## DATASET RECORDS
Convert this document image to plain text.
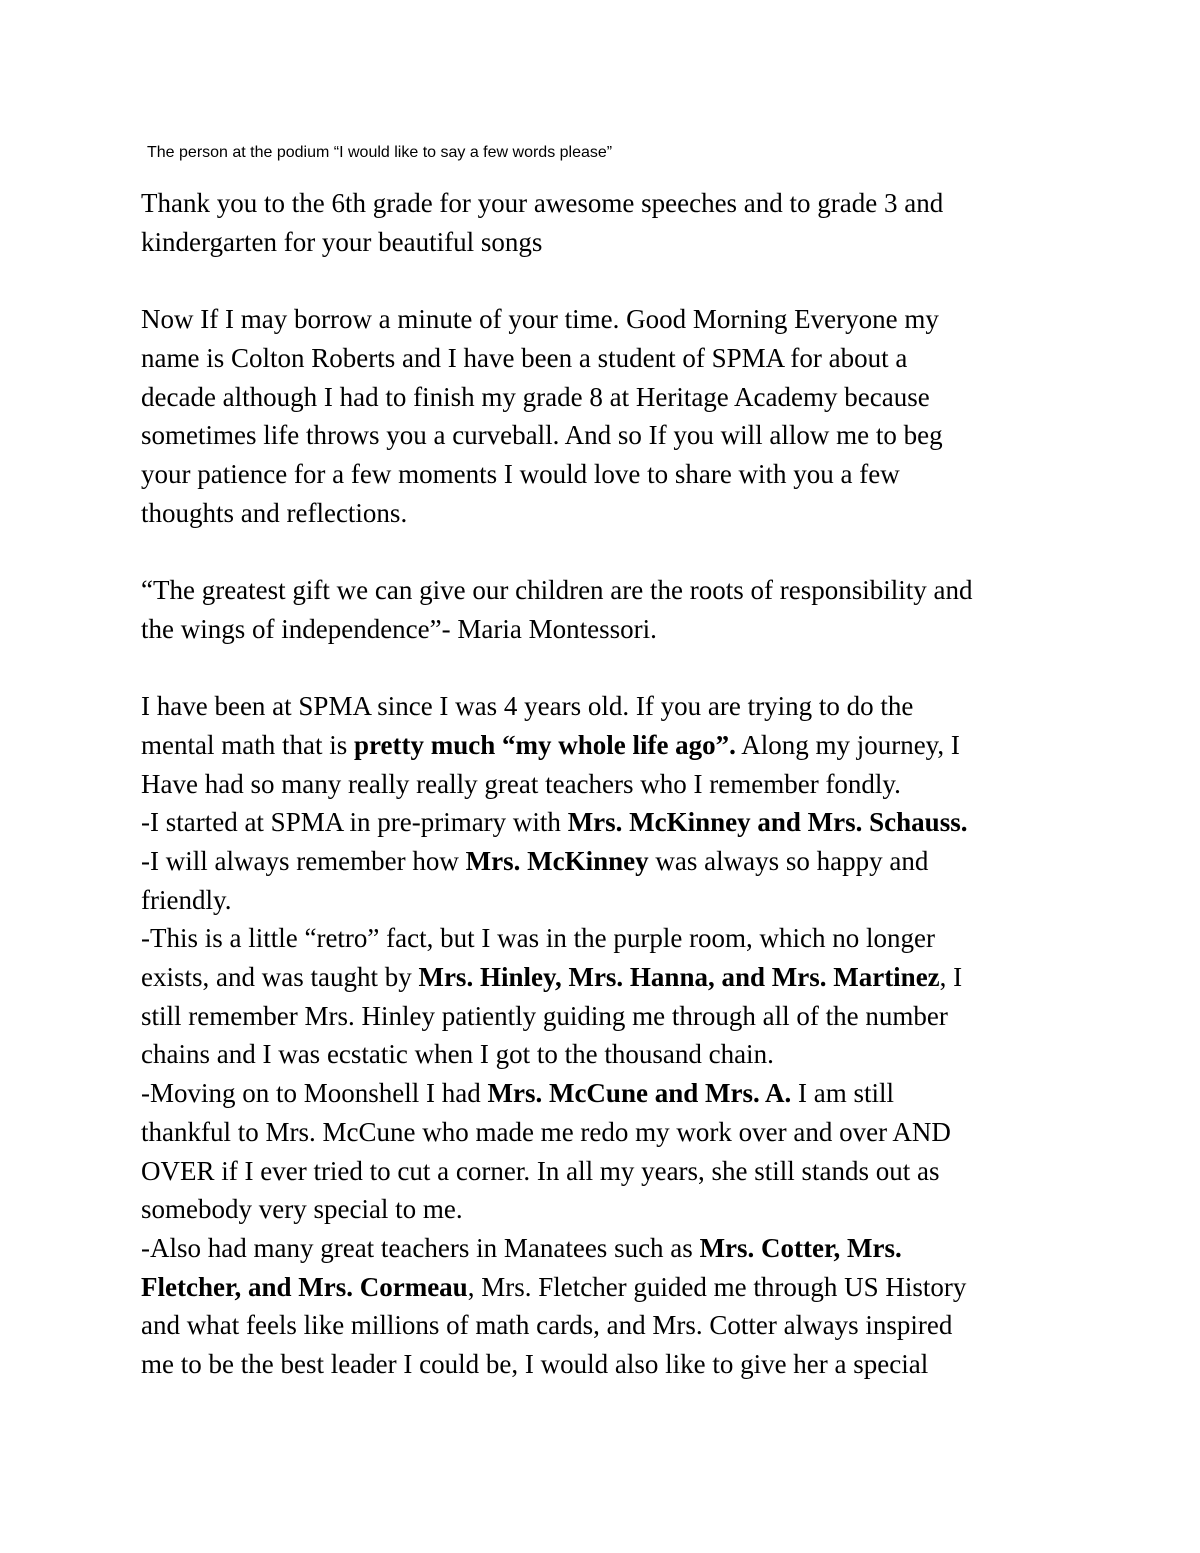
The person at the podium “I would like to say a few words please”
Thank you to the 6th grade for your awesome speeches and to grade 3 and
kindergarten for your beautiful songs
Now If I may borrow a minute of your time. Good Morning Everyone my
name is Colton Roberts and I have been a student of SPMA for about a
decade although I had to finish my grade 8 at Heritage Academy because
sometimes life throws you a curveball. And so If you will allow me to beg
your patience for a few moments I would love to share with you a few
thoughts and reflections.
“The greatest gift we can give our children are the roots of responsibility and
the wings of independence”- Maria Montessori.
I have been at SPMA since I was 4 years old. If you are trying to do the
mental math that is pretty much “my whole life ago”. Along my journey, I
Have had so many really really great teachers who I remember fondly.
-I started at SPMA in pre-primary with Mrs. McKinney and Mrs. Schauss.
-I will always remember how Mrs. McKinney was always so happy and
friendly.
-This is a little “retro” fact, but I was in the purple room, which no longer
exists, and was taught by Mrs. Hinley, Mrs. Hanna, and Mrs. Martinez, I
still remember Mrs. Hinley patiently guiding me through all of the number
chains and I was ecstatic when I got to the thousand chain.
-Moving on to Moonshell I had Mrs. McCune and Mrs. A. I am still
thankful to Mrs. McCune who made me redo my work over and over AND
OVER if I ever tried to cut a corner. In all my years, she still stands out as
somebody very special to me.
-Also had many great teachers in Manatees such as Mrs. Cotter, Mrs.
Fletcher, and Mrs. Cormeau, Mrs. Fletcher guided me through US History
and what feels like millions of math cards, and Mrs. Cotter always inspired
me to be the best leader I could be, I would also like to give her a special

* * *

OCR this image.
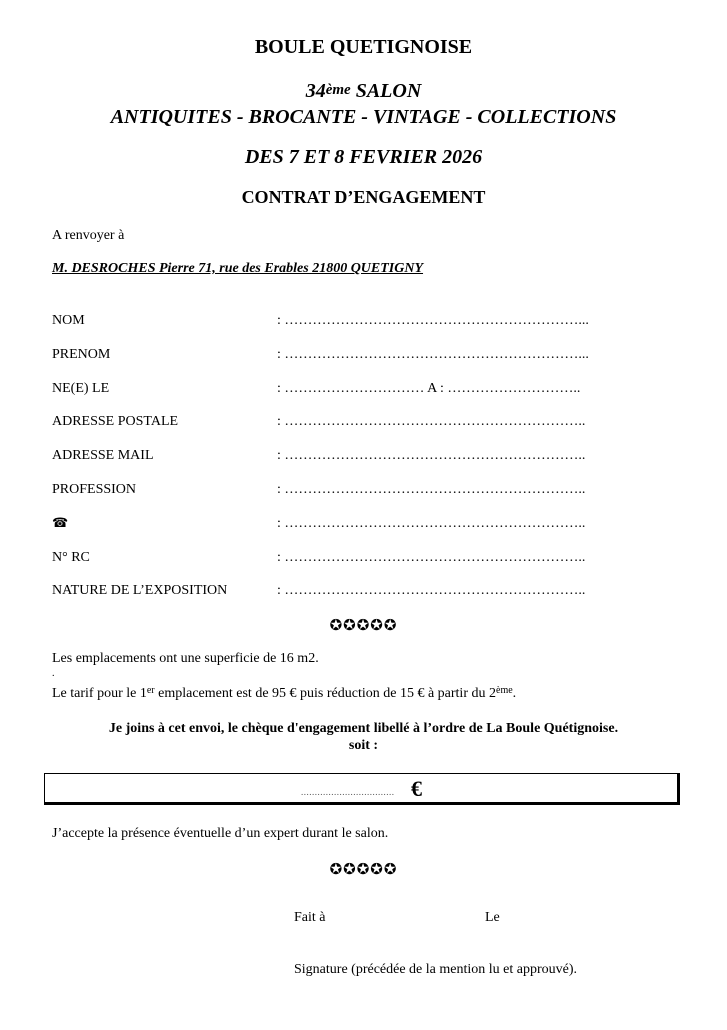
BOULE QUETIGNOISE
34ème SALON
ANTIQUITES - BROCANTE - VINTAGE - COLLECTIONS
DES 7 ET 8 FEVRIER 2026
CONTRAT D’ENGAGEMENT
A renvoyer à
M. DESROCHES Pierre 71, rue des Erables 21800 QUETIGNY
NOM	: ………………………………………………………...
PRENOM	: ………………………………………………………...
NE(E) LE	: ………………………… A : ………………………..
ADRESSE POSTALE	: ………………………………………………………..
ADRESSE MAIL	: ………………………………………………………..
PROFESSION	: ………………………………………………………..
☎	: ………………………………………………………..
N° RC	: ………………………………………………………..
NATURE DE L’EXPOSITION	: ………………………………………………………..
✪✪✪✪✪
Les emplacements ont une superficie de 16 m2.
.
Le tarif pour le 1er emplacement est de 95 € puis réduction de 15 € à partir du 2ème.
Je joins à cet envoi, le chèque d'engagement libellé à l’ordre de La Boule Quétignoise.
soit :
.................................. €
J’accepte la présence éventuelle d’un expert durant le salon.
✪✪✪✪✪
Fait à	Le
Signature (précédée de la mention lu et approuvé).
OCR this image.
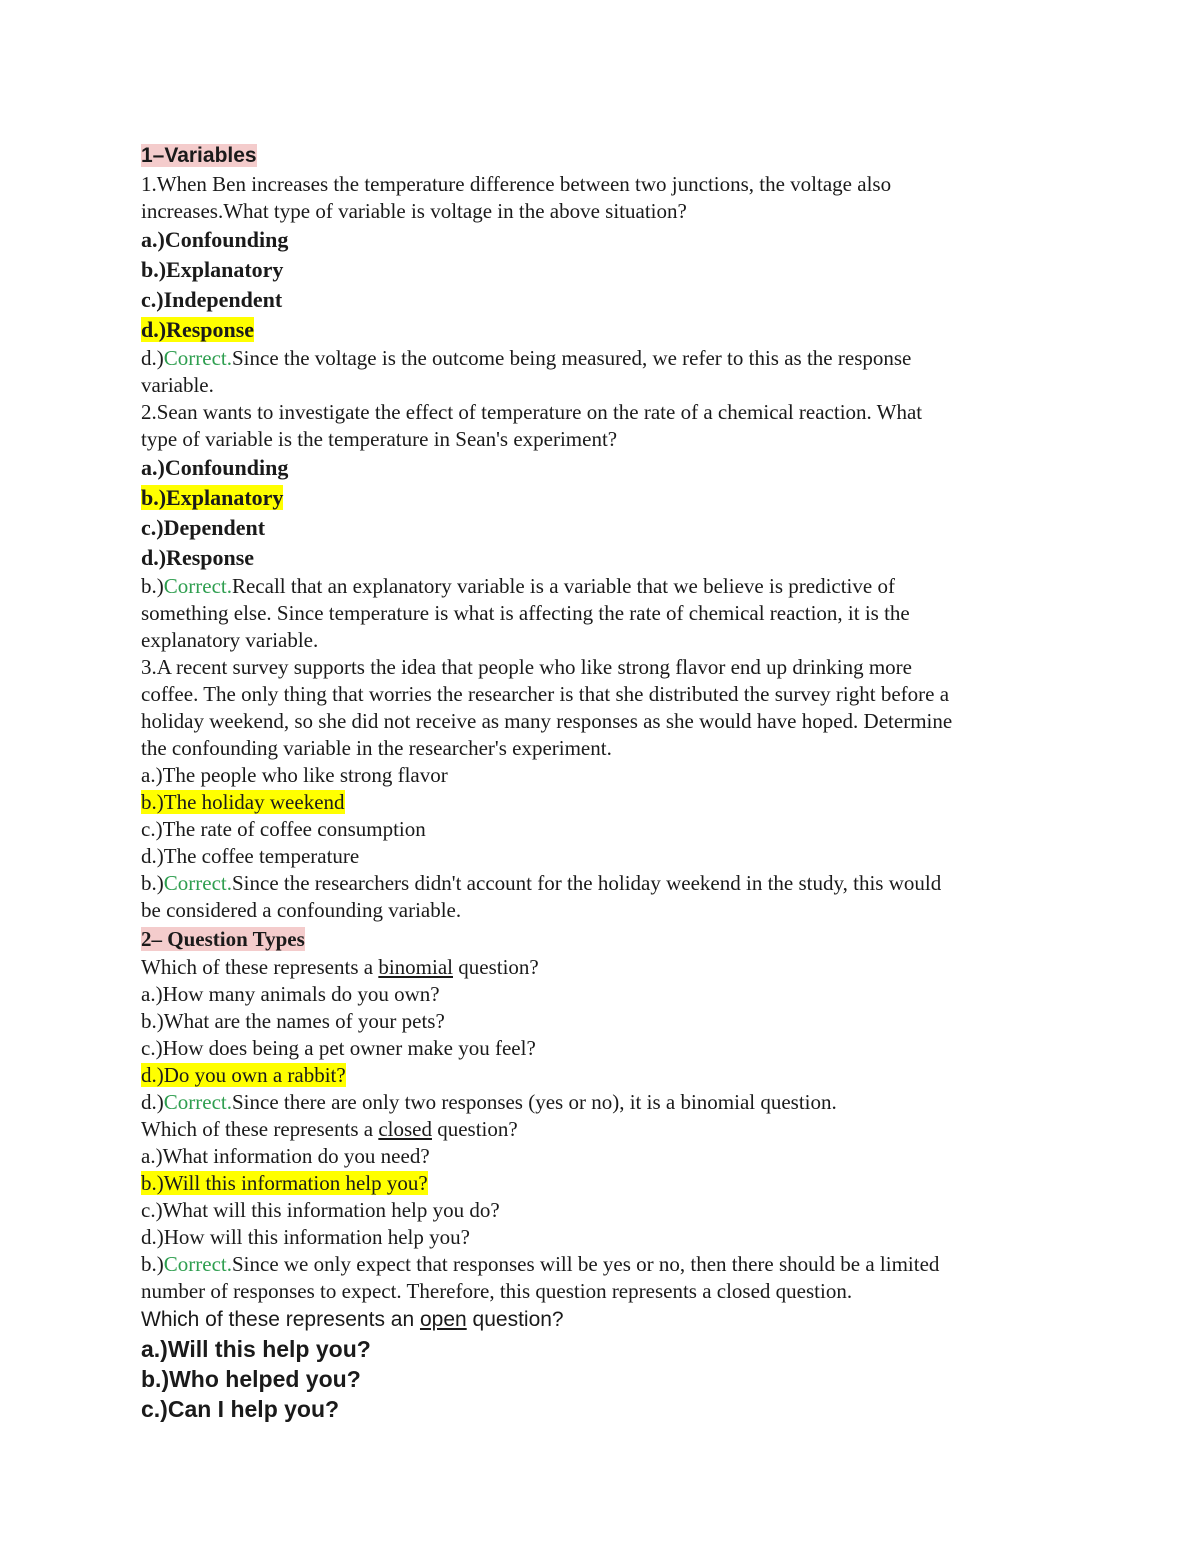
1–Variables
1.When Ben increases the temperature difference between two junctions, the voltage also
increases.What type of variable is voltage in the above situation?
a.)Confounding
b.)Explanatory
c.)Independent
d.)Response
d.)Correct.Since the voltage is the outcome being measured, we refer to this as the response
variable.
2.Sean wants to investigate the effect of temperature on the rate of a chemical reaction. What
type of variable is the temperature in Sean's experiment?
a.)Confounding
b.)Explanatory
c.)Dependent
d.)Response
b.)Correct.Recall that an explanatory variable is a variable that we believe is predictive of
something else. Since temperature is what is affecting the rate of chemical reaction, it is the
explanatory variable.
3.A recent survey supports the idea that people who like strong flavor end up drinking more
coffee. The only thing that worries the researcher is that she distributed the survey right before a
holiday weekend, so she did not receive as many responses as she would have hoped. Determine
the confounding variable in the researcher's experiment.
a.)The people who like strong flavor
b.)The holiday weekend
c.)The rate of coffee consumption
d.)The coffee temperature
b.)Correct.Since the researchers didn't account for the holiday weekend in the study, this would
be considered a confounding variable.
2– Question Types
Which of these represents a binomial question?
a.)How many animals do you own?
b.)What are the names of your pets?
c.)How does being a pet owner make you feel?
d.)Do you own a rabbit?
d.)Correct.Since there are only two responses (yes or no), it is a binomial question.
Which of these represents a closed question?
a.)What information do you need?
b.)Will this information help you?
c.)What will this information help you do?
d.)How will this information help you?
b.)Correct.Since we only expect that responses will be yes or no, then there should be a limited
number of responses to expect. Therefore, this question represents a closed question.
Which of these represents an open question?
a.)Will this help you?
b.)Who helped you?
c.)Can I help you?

## WRITTEN TASK
Go over the data above and copy every line that has the word "with" in it.

## FINAL RESULT
your patience for a few moments I would love to share with you a few
-I started at SPMA in pre-primary with Mrs. McKinney and Mrs. Schauss.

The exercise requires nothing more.